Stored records
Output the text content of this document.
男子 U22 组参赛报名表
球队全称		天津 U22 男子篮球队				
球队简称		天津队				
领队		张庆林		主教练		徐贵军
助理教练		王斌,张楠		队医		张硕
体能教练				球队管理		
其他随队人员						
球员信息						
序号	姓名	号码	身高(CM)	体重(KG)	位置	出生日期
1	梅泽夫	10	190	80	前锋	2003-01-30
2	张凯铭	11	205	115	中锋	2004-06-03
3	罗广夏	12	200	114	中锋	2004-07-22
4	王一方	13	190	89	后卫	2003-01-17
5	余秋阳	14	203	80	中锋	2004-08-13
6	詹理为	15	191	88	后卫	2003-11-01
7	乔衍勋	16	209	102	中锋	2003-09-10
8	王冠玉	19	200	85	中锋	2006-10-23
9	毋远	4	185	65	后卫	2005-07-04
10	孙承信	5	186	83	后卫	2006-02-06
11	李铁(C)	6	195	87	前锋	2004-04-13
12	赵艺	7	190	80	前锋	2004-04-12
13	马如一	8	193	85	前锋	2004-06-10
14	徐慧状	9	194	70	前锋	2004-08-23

Direction: Faithfully copy every entry, leaving nothing out.

Output of the exercise:
Output the text content of this document.
男子 U22 组参赛报名表
球队全称		天津 U22 男子篮球队				
球队简称		天津队				
领队		张庆林		主教练		徐贵军
助理教练		王斌,张楠		队医		张硕
体能教练				球队管理		
其他随队人员						
球员信息						
序号	姓名	号码	身高(CM)	体重(KG)	位置	出生日期
1	梅泽夫	10	190	80	前锋	2003-01-30
2	张凯铭	11	205	115	中锋	2004-06-03
3	罗广夏	12	200	114	中锋	2004-07-22
4	王一方	13	190	89	后卫	2003-01-17
5	余秋阳	14	203	80	中锋	2004-08-13
6	詹理为	15	191	88	后卫	2003-11-01
7	乔衍勋	16	209	102	中锋	2003-09-10
8	王冠玉	19	200	85	中锋	2006-10-23
9	毋远	4	185	65	后卫	2005-07-04
10	孙承信	5	186	83	后卫	2006-02-06
11	李铁(C)	6	195	87	前锋	2004-04-13
12	赵艺	7	190	80	前锋	2004-04-12
13	马如一	8	193	85	前锋	2004-06-10
14	徐慧状	9	194	70	前锋	2004-08-23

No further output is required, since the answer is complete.